### Given task
Each entry below should be reproduced character for character.

### Record set
________________

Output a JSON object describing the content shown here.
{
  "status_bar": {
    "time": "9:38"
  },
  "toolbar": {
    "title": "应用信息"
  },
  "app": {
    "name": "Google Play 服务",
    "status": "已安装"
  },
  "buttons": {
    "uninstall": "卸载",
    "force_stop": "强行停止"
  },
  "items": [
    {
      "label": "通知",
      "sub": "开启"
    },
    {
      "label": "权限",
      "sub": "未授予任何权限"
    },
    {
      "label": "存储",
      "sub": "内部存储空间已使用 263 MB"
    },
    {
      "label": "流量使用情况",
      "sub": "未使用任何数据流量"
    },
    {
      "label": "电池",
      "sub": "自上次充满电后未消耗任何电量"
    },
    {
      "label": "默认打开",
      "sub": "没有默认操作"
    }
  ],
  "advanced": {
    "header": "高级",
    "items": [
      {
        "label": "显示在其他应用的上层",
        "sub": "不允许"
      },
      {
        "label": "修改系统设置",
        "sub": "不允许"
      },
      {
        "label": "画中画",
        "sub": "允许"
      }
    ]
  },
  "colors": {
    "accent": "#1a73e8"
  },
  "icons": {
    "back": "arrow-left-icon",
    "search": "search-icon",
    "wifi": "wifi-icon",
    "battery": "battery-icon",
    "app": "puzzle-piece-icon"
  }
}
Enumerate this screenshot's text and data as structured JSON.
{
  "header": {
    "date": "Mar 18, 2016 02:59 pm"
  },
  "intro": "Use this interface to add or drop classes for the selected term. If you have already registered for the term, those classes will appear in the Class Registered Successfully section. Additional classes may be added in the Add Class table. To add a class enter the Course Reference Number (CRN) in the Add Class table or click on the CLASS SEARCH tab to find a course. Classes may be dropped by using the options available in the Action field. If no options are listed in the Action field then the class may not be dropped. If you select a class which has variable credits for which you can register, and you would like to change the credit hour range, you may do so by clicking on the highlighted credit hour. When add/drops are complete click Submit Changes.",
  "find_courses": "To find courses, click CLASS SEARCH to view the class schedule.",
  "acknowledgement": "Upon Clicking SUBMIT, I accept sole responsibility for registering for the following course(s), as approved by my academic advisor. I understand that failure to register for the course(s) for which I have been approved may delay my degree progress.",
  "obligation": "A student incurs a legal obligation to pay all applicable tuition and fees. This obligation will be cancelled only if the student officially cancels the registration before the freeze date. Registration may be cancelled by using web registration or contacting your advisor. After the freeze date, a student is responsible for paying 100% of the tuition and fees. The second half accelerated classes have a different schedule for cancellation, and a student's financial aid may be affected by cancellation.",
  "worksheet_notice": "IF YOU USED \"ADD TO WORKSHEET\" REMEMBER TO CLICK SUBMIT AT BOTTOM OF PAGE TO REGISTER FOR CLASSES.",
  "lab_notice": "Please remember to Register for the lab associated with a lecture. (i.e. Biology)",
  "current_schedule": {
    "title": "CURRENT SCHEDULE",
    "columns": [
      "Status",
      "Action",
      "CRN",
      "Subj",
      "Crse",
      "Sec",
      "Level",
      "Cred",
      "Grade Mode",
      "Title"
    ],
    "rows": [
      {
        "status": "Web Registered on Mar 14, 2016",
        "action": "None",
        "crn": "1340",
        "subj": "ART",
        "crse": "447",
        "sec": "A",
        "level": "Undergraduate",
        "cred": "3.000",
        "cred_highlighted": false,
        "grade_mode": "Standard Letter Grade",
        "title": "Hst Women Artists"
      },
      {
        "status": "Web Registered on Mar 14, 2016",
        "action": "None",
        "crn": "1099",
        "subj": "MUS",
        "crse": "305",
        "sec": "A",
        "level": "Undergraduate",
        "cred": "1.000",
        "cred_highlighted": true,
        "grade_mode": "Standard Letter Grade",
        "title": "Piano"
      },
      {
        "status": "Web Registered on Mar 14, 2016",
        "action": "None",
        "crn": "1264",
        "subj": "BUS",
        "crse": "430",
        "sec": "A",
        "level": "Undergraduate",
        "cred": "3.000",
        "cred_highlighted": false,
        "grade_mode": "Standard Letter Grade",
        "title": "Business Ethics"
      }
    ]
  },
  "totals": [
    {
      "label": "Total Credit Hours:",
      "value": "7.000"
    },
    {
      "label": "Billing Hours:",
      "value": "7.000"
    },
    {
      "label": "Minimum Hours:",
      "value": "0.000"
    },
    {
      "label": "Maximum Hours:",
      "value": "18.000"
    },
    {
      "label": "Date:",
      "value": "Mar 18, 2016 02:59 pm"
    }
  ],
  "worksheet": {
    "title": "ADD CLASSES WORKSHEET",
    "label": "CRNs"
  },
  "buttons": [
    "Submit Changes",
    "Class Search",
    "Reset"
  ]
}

________________

### Final result
Output a JSON object describing the content shown here.
{
  "status_bar": {
    "time": "9:38"
  },
  "toolbar": {
    "title": "应用信息"
  },
  "app": {
    "name": "Google Play 服务",
    "status": "已安装"
  },
  "buttons": {
    "uninstall": "卸载",
    "force_stop": "强行停止"
  },
  "items": [
    {
      "label": "通知",
      "sub": "开启"
    },
    {
      "label": "权限",
      "sub": "未授予任何权限"
    },
    {
      "label": "存储",
      "sub": "内部存储空间已使用 263 MB"
    },
    {
      "label": "流量使用情况",
      "sub": "未使用任何数据流量"
    },
    {
      "label": "电池",
      "sub": "自上次充满电后未消耗任何电量"
    },
    {
      "label": "默认打开",
      "sub": "没有默认操作"
    }
  ],
  "advanced": {
    "header": "高级",
    "items": [
      {
        "label": "显示在其他应用的上层",
        "sub": "不允许"
      },
      {
        "label": "修改系统设置",
        "sub": "不允许"
      },
      {
        "label": "画中画",
        "sub": "允许"
      }
    ]
  },
  "colors": {
    "accent": "#1a73e8"
  },
  "icons": {
    "back": "arrow-left-icon",
    "search": "search-icon",
    "wifi": "wifi-icon",
    "battery": "battery-icon",
    "app": "puzzle-piece-icon"
  }
}
Enumerate this screenshot's text and data as structured JSON.
{
  "header": {
    "date": "Mar 18, 2016 02:59 pm"
  },
  "intro": "Use this interface to add or drop classes for the selected term. If you have already registered for the term, those classes will appear in the Class Registered Successfully section. Additional classes may be added in the Add Class table. To add a class enter the Course Reference Number (CRN) in the Add Class table or click on the CLASS SEARCH tab to find a course. Classes may be dropped by using the options available in the Action field. If no options are listed in the Action field then the class may not be dropped. If you select a class which has variable credits for which you can register, and you would like to change the credit hour range, you may do so by clicking on the highlighted credit hour. When add/drops are complete click Submit Changes.",
  "find_courses": "To find courses, click CLASS SEARCH to view the class schedule.",
  "acknowledgement": "Upon Clicking SUBMIT, I accept sole responsibility for registering for the following course(s), as approved by my academic advisor. I understand that failure to register for the course(s) for which I have been approved may delay my degree progress.",
  "obligation": "A student incurs a legal obligation to pay all applicable tuition and fees. This obligation will be cancelled only if the student officially cancels the registration before the freeze date. Registration may be cancelled by using web registration or contacting your advisor. After the freeze date, a student is responsible for paying 100% of the tuition and fees. The second half accelerated classes have a different schedule for cancellation, and a student's financial aid may be affected by cancellation.",
  "worksheet_notice": "IF YOU USED \"ADD TO WORKSHEET\" REMEMBER TO CLICK SUBMIT AT BOTTOM OF PAGE TO REGISTER FOR CLASSES.",
  "lab_notice": "Please remember to Register for the lab associated with a lecture. (i.e. Biology)",
  "current_schedule": {
    "title": "CURRENT SCHEDULE",
    "columns": [
      "Status",
      "Action",
      "CRN",
      "Subj",
      "Crse",
      "Sec",
      "Level",
      "Cred",
      "Grade Mode",
      "Title"
    ],
    "rows": [
      {
        "status": "Web Registered on Mar 14, 2016",
        "action": "None",
        "crn": "1340",
        "subj": "ART",
        "crse": "447",
        "sec": "A",
        "level": "Undergraduate",
        "cred": "3.000",
        "cred_highlighted": false,
        "grade_mode": "Standard Letter Grade",
        "title": "Hst Women Artists"
      },
      {
        "status": "Web Registered on Mar 14, 2016",
        "action": "None",
        "crn": "1099",
        "subj": "MUS",
        "crse": "305",
        "sec": "A",
        "level": "Undergraduate",
        "cred": "1.000",
        "cred_highlighted": true,
        "grade_mode": "Standard Letter Grade",
        "title": "Piano"
      },
      {
        "status": "Web Registered on Mar 14, 2016",
        "action": "None",
        "crn": "1264",
        "subj": "BUS",
        "crse": "430",
        "sec": "A",
        "level": "Undergraduate",
        "cred": "3.000",
        "cred_highlighted": false,
        "grade_mode": "Standard Letter Grade",
        "title": "Business Ethics"
      }
    ]
  },
  "totals": [
    {
      "label": "Total Credit Hours:",
      "value": "7.000"
    },
    {
      "label": "Billing Hours:",
      "value": "7.000"
    },
    {
      "label": "Minimum Hours:",
      "value": "0.000"
    },
    {
      "label": "Maximum Hours:",
      "value": "18.000"
    },
    {
      "label": "Date:",
      "value": "Mar 18, 2016 02:59 pm"
    }
  ],
  "worksheet": {
    "title": "ADD CLASSES WORKSHEET",
    "label": "CRNs"
  },
  "buttons": [
    "Submit Changes",
    "Class Search",
    "Reset"
  ]
}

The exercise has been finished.